» To be done
Return every record exactly as written.

------------------------------------------------------------

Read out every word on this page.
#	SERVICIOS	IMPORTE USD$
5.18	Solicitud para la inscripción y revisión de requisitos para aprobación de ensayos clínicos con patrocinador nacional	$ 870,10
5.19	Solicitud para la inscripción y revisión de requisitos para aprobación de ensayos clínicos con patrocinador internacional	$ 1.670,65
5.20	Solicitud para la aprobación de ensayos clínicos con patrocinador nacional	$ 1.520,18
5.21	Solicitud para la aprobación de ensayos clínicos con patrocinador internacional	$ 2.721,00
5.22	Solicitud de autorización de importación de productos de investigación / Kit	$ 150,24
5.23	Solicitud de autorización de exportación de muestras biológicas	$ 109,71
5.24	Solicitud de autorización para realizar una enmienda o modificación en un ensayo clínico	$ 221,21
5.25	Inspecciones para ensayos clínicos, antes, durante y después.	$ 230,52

------------------------------------------------------------

» Full answer
Read out every word on this page.
#	SERVICIOS	IMPORTE USD$
5.18	Solicitud para la inscripción y revisión de requisitos para aprobación de ensayos clínicos con patrocinador nacional	$ 870,10
5.19	Solicitud para la inscripción y revisión de requisitos para aprobación de ensayos clínicos con patrocinador internacional	$ 1.670,65
5.20	Solicitud para la aprobación de ensayos clínicos con patrocinador nacional	$ 1.520,18
5.21	Solicitud para la aprobación de ensayos clínicos con patrocinador internacional	$ 2.721,00
5.22	Solicitud de autorización de importación de productos de investigación / Kit	$ 150,24
5.23	Solicitud de autorización de exportación de muestras biológicas	$ 109,71
5.24	Solicitud de autorización para realizar una enmienda o modificación en un ensayo clínico	$ 221,21
5.25	Inspecciones para ensayos clínicos, antes, durante y después.	$ 230,52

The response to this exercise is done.